WHAT IS ASKED ▸ Copy out each line containing "color" from the entries below.

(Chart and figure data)
------------------------------------

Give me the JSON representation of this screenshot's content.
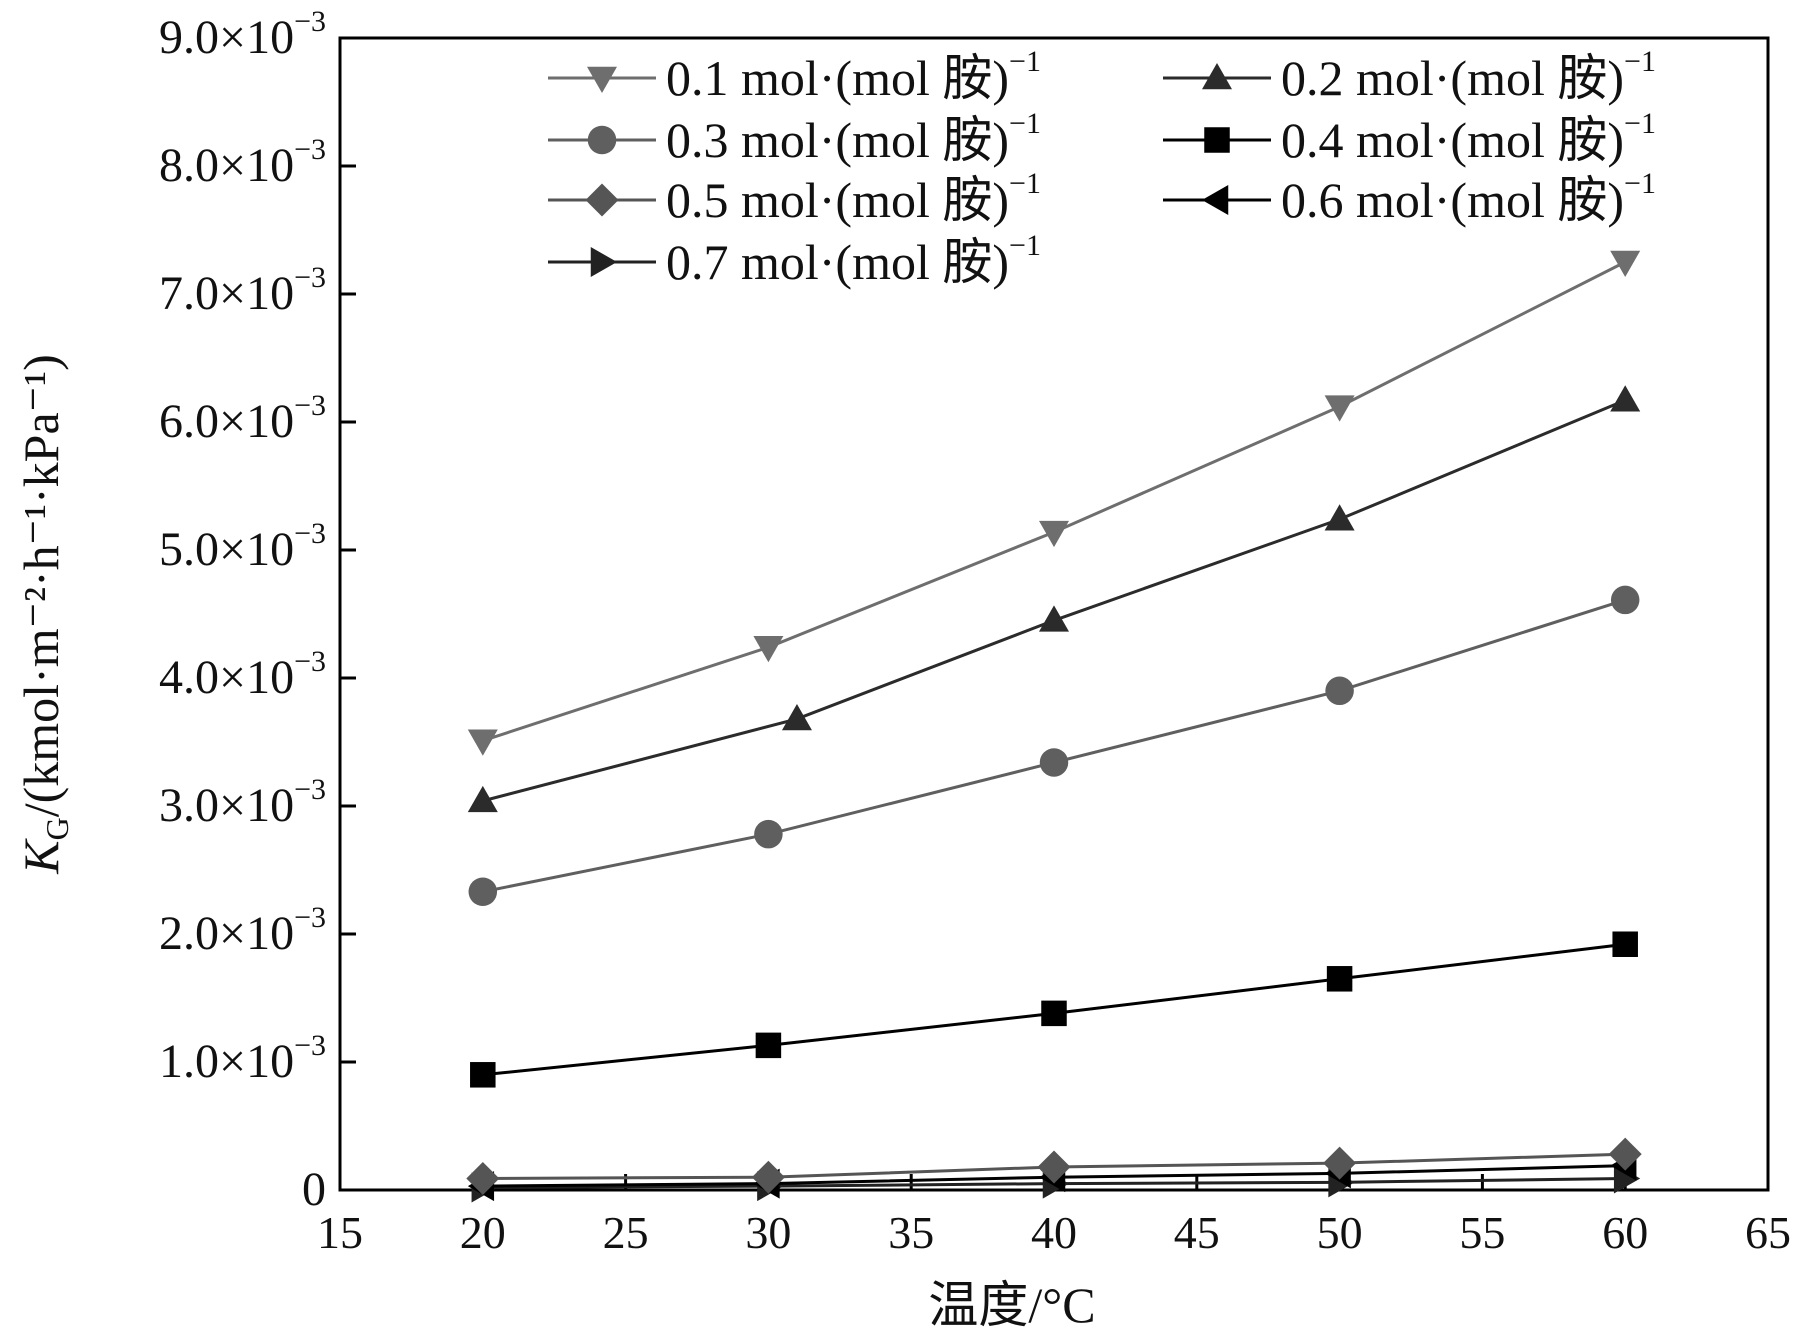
{
  "chart_data": {
    "type": "line",
    "xlabel": "温度/°C",
    "ylabel_main": "K",
    "ylabel_sub": "G",
    "ylabel_rest": "/(kmol·m⁻²·h⁻¹·kPa⁻¹)",
    "xlim": [
      15,
      65
    ],
    "ylim": [
      0,
      0.009
    ],
    "x_ticks": [
      "15",
      "20",
      "25",
      "30",
      "35",
      "40",
      "45",
      "50",
      "55",
      "60",
      "65"
    ],
    "y_ticks": [
      {
        "value": 0,
        "base": "0",
        "exp": ""
      },
      {
        "value": 0.001,
        "base": "1.0×10",
        "exp": "−3"
      },
      {
        "value": 0.002,
        "base": "2.0×10",
        "exp": "−3"
      },
      {
        "value": 0.003,
        "base": "3.0×10",
        "exp": "−3"
      },
      {
        "value": 0.004,
        "base": "4.0×10",
        "exp": "−3"
      },
      {
        "value": 0.005,
        "base": "5.0×10",
        "exp": "−3"
      },
      {
        "value": 0.006,
        "base": "6.0×10",
        "exp": "−3"
      },
      {
        "value": 0.007,
        "base": "7.0×10",
        "exp": "−3"
      },
      {
        "value": 0.008,
        "base": "8.0×10",
        "exp": "−3"
      },
      {
        "value": 0.009,
        "base": "9.0×10",
        "exp": "−3"
      }
    ],
    "legend_position": "top-right",
    "grid": false,
    "series": [
      {
        "name": "0.1 mol·(mol 胺)",
        "name_sup": "−1",
        "marker": "triangle-down",
        "color": "#6e6e6e",
        "x": [
          20,
          30,
          40,
          50,
          60
        ],
        "y": [
          0.00351,
          0.00424,
          0.00514,
          0.00612,
          0.00725
        ]
      },
      {
        "name": "0.2 mol·(mol 胺)",
        "name_sup": "−1",
        "marker": "triangle-up",
        "color": "#2b2b2b",
        "x": [
          20,
          31,
          40,
          50,
          60
        ],
        "y": [
          0.00304,
          0.00368,
          0.00445,
          0.00524,
          0.00617
        ]
      },
      {
        "name": "0.3 mol·(mol 胺)",
        "name_sup": "−1",
        "marker": "circle",
        "color": "#5f5f5f",
        "x": [
          20,
          30,
          40,
          50,
          60
        ],
        "y": [
          0.00233,
          0.00278,
          0.00334,
          0.0039,
          0.00461
        ]
      },
      {
        "name": "0.4 mol·(mol 胺)",
        "name_sup": "−1",
        "marker": "square",
        "color": "#000000",
        "x": [
          20,
          30,
          40,
          50,
          60
        ],
        "y": [
          0.0009,
          0.00113,
          0.00138,
          0.00165,
          0.00192
        ]
      },
      {
        "name": "0.5 mol·(mol 胺)",
        "name_sup": "−1",
        "marker": "diamond",
        "color": "#555555",
        "x": [
          20,
          30,
          40,
          50,
          60
        ],
        "y": [
          9e-05,
          0.0001,
          0.00018,
          0.00021,
          0.00028
        ]
      },
      {
        "name": "0.6 mol·(mol 胺)",
        "name_sup": "−1",
        "marker": "triangle-left",
        "color": "#000000",
        "x": [
          20,
          30,
          40,
          50,
          60
        ],
        "y": [
          3e-05,
          5e-05,
          0.0001,
          0.00013,
          0.00019
        ]
      },
      {
        "name": "0.7 mol·(mol 胺)",
        "name_sup": "−1",
        "marker": "triangle-right",
        "color": "#222222",
        "x": [
          20,
          30,
          40,
          50,
          60
        ],
        "y": [
          2e-05,
          3e-05,
          5e-05,
          6e-05,
          9e-05
        ]
      }
    ]
  }
}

------------------------------------

ANSWER FOR THE TASK ▸
        "color": "#6e6e6e",
        "color": "#2b2b2b",
        "color": "#5f5f5f",
        "color": "#000000",
        "color": "#555555",
        "color": "#000000",
        "color": "#222222",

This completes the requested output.